_Selected passage_.

Given that qualitative research is an open-ended and on-going process, once analysis of the collected data began, the procedures continued to move recursively through the process of constant-comparative analysis (Lincoln & Guba, 1985; Patton, 2002). In other words, it was difficult to separate analysis from interpretation because the two procedures were interwoven. Moreover, the data analysis of each interview provided a foundation for developing subsequent interview questions.

Three types of coding, as mentioned earlier, were sequentially conducted to analyze the data: open coding, axial coding, and selective coding (Strause and Corbin, 1998). In the following paragraphs, each coding procedure will be described in detail.

The graphic shown in Fig 6 displays the sequential procedures of analysis.

_Entries_.
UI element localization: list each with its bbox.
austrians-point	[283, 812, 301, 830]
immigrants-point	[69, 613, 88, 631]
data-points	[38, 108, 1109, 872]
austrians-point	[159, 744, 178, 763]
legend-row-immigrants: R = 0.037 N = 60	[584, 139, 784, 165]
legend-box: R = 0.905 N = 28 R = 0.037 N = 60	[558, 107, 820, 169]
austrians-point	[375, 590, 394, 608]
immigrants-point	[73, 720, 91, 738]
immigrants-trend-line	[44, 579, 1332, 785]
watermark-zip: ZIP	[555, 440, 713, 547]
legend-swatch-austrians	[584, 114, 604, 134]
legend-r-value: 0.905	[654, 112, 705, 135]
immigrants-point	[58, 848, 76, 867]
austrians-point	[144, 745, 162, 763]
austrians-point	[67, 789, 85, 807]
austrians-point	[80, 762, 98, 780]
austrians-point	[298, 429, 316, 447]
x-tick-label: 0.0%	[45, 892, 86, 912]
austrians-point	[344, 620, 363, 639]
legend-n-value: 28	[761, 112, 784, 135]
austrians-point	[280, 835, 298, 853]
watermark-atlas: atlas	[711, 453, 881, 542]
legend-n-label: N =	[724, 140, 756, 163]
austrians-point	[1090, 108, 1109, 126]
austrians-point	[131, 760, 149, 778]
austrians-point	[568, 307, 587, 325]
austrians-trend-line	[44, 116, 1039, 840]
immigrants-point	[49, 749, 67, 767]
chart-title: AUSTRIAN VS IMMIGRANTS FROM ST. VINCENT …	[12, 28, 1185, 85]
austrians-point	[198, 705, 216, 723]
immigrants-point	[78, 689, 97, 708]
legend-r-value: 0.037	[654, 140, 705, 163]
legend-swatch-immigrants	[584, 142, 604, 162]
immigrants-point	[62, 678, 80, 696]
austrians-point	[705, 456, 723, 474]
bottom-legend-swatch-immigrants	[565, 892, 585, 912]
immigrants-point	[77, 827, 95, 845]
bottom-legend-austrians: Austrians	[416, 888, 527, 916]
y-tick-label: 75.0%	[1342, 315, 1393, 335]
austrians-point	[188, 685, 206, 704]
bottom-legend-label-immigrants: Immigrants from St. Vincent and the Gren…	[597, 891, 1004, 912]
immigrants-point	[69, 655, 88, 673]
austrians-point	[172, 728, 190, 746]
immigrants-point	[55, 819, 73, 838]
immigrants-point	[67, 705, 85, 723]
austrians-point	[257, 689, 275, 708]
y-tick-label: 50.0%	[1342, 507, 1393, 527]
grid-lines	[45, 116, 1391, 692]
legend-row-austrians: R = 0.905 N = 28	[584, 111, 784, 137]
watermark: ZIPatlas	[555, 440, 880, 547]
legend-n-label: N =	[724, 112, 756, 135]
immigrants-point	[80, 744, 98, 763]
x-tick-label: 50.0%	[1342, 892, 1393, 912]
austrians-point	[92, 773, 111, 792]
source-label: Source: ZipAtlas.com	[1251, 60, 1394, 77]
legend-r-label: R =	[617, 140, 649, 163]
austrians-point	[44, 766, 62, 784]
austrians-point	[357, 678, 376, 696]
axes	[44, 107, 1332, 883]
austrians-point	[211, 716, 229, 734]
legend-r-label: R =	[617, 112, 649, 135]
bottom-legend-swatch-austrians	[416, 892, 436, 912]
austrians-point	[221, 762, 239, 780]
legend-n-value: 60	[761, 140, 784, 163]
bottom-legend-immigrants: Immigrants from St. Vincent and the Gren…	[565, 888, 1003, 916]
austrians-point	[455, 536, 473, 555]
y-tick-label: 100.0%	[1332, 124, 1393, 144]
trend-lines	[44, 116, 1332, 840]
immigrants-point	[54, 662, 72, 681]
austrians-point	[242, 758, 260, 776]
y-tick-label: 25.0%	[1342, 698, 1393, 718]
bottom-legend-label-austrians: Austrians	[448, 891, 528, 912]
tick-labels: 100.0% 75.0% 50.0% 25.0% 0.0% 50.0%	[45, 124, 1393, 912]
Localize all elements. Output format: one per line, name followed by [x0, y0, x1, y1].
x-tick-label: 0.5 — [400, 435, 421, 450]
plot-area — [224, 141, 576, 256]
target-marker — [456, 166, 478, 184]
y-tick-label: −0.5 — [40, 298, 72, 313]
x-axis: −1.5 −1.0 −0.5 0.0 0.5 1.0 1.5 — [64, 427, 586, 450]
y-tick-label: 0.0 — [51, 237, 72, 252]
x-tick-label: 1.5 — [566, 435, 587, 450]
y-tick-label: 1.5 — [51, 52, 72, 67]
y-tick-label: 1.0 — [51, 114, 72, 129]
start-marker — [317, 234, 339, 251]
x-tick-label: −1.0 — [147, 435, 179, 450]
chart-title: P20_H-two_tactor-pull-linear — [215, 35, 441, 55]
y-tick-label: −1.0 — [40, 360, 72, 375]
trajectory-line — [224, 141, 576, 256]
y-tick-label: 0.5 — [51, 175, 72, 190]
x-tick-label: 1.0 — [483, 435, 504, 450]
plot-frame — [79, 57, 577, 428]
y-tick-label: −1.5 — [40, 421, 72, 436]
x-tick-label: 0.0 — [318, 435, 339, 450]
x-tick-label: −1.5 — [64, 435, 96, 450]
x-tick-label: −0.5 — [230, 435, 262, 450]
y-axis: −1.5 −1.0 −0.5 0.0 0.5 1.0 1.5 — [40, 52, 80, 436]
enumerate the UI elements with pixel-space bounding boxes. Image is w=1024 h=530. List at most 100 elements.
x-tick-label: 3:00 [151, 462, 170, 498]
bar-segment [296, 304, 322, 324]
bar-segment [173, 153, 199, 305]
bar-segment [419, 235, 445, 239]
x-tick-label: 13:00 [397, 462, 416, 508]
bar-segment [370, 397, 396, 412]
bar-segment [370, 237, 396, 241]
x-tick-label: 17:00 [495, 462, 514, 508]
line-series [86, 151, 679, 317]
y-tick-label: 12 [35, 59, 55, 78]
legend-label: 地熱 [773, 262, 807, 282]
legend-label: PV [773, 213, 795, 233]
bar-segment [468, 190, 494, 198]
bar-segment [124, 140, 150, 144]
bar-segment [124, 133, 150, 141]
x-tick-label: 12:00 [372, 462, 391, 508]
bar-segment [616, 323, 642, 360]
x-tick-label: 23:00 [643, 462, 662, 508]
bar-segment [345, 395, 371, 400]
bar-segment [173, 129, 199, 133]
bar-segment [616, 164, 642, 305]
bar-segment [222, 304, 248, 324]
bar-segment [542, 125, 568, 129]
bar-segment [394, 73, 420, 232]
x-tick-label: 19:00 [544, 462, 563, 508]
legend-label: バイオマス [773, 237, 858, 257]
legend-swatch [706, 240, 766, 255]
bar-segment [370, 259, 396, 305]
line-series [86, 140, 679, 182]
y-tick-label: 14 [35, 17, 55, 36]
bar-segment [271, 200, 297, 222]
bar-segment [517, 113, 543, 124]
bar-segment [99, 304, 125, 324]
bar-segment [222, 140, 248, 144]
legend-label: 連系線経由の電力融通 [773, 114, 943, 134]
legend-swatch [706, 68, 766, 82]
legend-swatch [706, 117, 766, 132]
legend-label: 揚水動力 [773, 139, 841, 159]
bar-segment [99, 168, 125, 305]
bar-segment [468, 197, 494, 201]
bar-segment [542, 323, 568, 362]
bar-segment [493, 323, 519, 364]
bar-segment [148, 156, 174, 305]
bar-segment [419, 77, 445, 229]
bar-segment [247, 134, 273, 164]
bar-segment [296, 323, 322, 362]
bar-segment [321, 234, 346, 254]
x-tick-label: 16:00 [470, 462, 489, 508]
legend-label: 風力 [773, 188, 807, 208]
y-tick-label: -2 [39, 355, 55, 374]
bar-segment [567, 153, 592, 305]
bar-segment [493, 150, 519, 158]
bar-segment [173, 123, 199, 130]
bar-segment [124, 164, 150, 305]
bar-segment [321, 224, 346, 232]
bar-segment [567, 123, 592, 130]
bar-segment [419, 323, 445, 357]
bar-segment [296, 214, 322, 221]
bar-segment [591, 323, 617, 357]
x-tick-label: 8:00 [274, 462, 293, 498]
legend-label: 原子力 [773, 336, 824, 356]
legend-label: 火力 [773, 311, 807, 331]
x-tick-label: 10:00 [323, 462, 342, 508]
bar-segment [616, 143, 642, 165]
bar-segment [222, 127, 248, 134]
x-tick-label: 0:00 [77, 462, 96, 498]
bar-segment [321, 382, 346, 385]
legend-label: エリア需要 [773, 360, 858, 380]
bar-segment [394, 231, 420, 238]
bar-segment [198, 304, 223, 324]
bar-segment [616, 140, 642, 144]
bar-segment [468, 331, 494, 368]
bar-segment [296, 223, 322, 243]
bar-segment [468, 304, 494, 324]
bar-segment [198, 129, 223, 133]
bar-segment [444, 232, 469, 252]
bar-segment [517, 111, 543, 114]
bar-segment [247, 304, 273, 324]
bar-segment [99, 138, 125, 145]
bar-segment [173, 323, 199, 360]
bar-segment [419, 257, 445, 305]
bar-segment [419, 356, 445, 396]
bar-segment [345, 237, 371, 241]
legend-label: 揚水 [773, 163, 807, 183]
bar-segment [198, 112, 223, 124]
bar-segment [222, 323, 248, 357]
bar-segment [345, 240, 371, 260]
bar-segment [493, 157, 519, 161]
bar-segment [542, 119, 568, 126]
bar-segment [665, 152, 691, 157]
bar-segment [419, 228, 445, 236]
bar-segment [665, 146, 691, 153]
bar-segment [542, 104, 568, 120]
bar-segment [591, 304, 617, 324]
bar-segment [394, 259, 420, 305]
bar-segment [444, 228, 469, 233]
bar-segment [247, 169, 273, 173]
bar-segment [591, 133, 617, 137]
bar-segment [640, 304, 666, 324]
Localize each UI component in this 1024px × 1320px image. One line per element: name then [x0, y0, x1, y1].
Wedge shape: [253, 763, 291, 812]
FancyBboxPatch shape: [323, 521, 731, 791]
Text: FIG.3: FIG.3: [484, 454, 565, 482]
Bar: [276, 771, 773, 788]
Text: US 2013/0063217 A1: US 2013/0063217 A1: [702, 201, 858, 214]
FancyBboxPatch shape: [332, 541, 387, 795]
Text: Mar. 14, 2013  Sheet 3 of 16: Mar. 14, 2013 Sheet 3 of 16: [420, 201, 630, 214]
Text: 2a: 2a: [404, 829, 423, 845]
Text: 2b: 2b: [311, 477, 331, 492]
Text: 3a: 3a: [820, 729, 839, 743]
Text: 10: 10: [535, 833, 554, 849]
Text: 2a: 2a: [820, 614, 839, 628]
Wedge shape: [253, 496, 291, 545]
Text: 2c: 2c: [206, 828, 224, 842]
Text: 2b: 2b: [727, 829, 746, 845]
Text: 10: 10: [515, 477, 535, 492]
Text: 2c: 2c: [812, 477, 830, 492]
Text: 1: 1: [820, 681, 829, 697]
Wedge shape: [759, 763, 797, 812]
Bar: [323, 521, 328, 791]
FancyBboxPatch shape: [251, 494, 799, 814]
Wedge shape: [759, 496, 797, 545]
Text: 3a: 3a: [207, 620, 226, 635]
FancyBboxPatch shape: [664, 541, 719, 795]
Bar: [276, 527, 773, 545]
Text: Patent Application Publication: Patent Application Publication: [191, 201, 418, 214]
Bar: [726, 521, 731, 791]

_Required work_.
1. Copy the part of the data analysis passage starting at "Given that qualitative" and ending at "procedures of analysis.".
2. Summarize the data analysis passage in two sentences.

_Answers provided_.
1.
Given that qualitative research is an open-ended and on-going process, once analysis of the collected data began, the procedures continued to move recursively through the process of constant-comparative analysis (Lincoln & Guba, 1985; Patton, 2002). In other words, it was difficult to separate analysis from interpretation because the two procedures were interwoven. Moreover, the data analysis of each interview provided a foundation for developing subsequent interview questions.

Three types of coding, as mentioned earlier, were sequentially conducted to analyze the data: open coding, axial coding, and selective coding (Strause and Corbin, 1998). In the following paragraphs, each coding procedure will be described in detail.

The graphic shown in Fig 6 displays the sequential procedures of analysis.

2. Because qualitative research is open-ended and ongoing, the analysis moved recursively through constant-comparative analysis, with analysis and interpretation interwoven and each interview's analysis informing later interview questions. The data were analyzed through three sequential types of coding: open, axial, and selective.